* [YOUR GOAL]
Omit all pictures, then retype the data exactly as given.
====== THE DATA
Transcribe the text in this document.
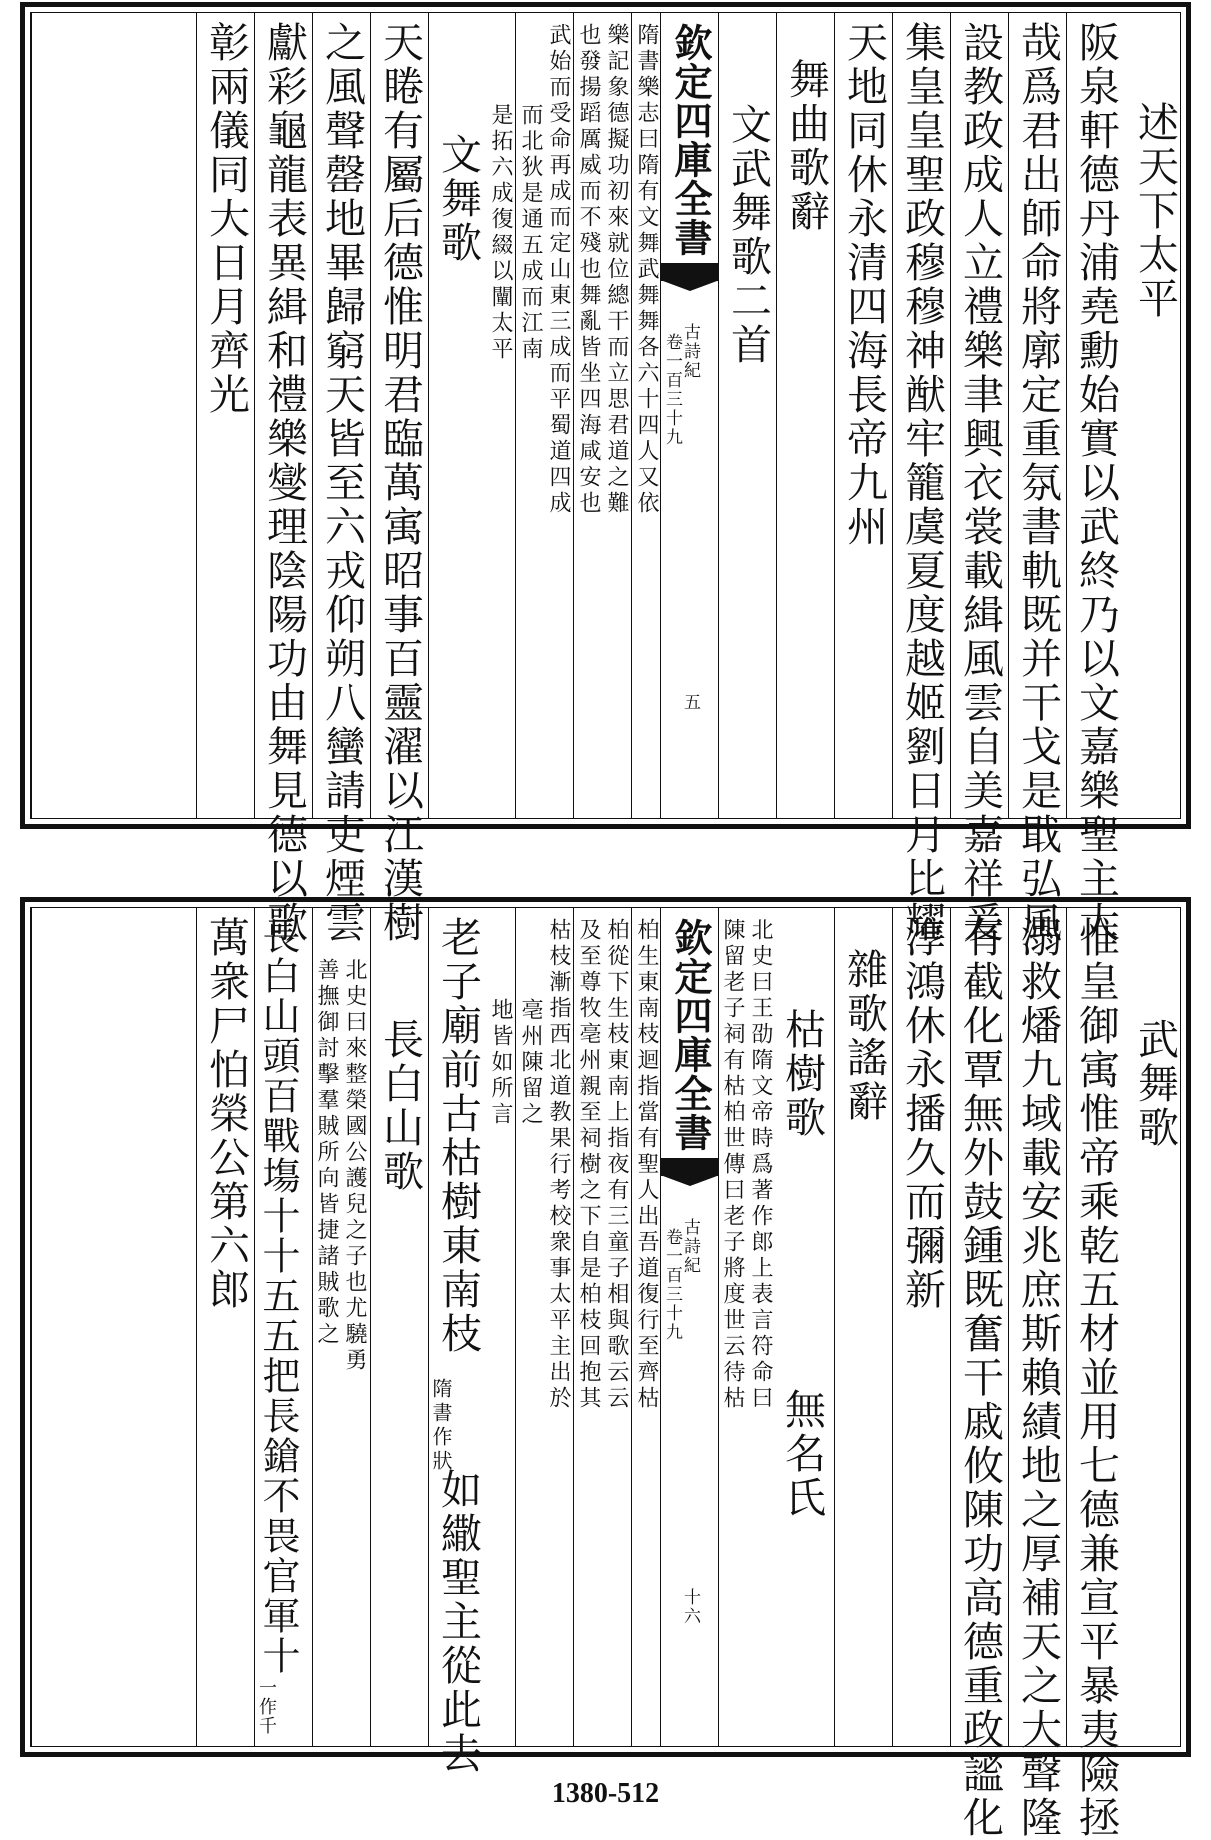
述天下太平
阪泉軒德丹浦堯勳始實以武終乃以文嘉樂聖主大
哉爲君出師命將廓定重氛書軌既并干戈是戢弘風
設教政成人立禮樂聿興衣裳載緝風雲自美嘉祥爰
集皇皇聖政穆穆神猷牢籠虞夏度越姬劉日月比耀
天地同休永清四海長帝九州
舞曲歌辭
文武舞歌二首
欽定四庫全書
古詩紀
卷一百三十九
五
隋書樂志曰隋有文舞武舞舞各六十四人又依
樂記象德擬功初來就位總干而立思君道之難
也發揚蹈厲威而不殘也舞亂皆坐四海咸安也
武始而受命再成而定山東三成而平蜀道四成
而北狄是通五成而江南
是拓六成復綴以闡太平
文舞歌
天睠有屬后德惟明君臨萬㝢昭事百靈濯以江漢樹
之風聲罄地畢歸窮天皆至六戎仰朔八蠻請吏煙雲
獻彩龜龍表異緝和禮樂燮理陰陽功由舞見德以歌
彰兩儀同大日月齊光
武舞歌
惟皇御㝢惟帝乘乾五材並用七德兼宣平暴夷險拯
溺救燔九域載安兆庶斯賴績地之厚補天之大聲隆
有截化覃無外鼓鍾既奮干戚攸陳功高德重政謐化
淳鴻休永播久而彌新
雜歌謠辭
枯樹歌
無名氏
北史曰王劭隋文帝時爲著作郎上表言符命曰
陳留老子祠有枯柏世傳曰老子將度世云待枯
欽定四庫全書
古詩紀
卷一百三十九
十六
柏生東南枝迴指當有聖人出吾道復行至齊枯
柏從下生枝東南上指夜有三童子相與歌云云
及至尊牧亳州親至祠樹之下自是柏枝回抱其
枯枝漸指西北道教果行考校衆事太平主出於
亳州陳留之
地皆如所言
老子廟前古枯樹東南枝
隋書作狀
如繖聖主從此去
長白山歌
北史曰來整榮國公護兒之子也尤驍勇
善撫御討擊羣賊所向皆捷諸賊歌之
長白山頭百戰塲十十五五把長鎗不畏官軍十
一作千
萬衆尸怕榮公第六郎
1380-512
============
* [WRITTEN RESPONSE]
Transcribe the text in this document.
述天下太平
阪泉軒德丹浦堯勳始實以武終乃以文嘉樂聖主大
哉爲君出師命將廓定重氛書軌既并干戈是戢弘風
設教政成人立禮樂聿興衣裳載緝風雲自美嘉祥爰
集皇皇聖政穆穆神猷牢籠虞夏度越姬劉日月比耀
天地同休永清四海長帝九州
舞曲歌辭
文武舞歌二首
欽定四庫全書
古詩紀
卷一百三十九
五
隋書樂志曰隋有文舞武舞舞各六十四人又依
樂記象德擬功初來就位總干而立思君道之難
也發揚蹈厲威而不殘也舞亂皆坐四海咸安也
武始而受命再成而定山東三成而平蜀道四成
而北狄是通五成而江南
是拓六成復綴以闡太平
文舞歌
天睠有屬后德惟明君臨萬㝢昭事百靈濯以江漢樹
之風聲罄地畢歸窮天皆至六戎仰朔八蠻請吏煙雲
獻彩龜龍表異緝和禮樂燮理陰陽功由舞見德以歌
彰兩儀同大日月齊光
武舞歌
惟皇御㝢惟帝乘乾五材並用七德兼宣平暴夷險拯
溺救燔九域載安兆庶斯賴績地之厚補天之大聲隆
有截化覃無外鼓鍾既奮干戚攸陳功高德重政謐化
淳鴻休永播久而彌新
雜歌謠辭
枯樹歌
無名氏
北史曰王劭隋文帝時爲著作郎上表言符命曰
陳留老子祠有枯柏世傳曰老子將度世云待枯
欽定四庫全書
古詩紀
卷一百三十九
十六
柏生東南枝迴指當有聖人出吾道復行至齊枯
柏從下生枝東南上指夜有三童子相與歌云云
及至尊牧亳州親至祠樹之下自是柏枝回抱其
枯枝漸指西北道教果行考校衆事太平主出於
亳州陳留之
地皆如所言
老子廟前古枯樹東南枝
隋書作狀
如繖聖主從此去
長白山歌
北史曰來整榮國公護兒之子也尤驍勇
善撫御討擊羣賊所向皆捷諸賊歌之
長白山頭百戰塲十十五五把長鎗不畏官軍十
一作千
萬衆尸怕榮公第六郎
1380-512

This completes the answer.